Exercise prompt ->
Your answer should be a single number: the count of lines that include the word "subtitle".
____
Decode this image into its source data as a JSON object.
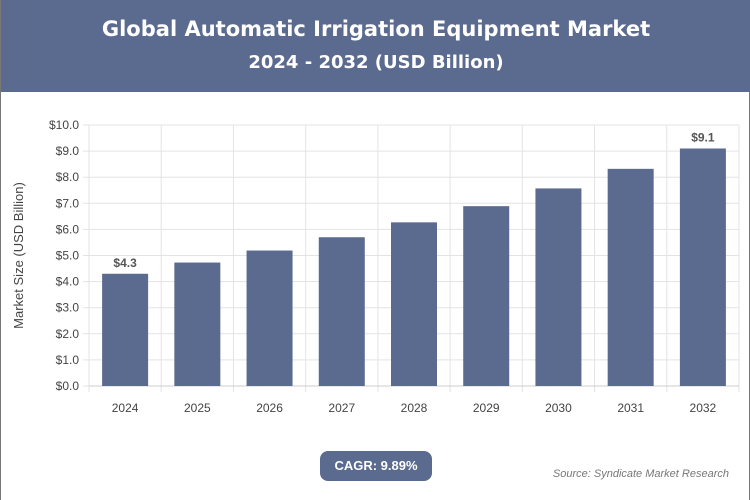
{
  "header": {
    "title": "Global Automatic Irrigation Equipment Market",
    "subtitle": "2024 - 2032 (USD Billion)"
  },
  "chart_data": {
    "type": "bar",
    "title": "Global Automatic Irrigation Equipment Market",
    "subtitle": "2024 - 2032 (USD Billion)",
    "ylabel": "Market Size (USD Billion)",
    "xlabel": "",
    "categories": [
      "2024",
      "2025",
      "2026",
      "2027",
      "2028",
      "2029",
      "2030",
      "2031",
      "2032"
    ],
    "values": [
      4.3,
      4.73,
      5.19,
      5.7,
      6.27,
      6.89,
      7.57,
      8.32,
      9.1
    ],
    "data_labels": {
      "0": "$4.3",
      "8": "$9.1"
    },
    "ylim": [
      0,
      10
    ],
    "yticks": [
      "$0.0",
      "$1.0",
      "$2.0",
      "$3.0",
      "$4.0",
      "$5.0",
      "$6.0",
      "$7.0",
      "$8.0",
      "$9.0",
      "$10.0"
    ],
    "grid": true,
    "bar_color": "#5b6a8f"
  },
  "footer": {
    "cagr": "CAGR: 9.89%",
    "source": "Source: Syndicate Market Research"
  }
}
____
Response to this task ->
2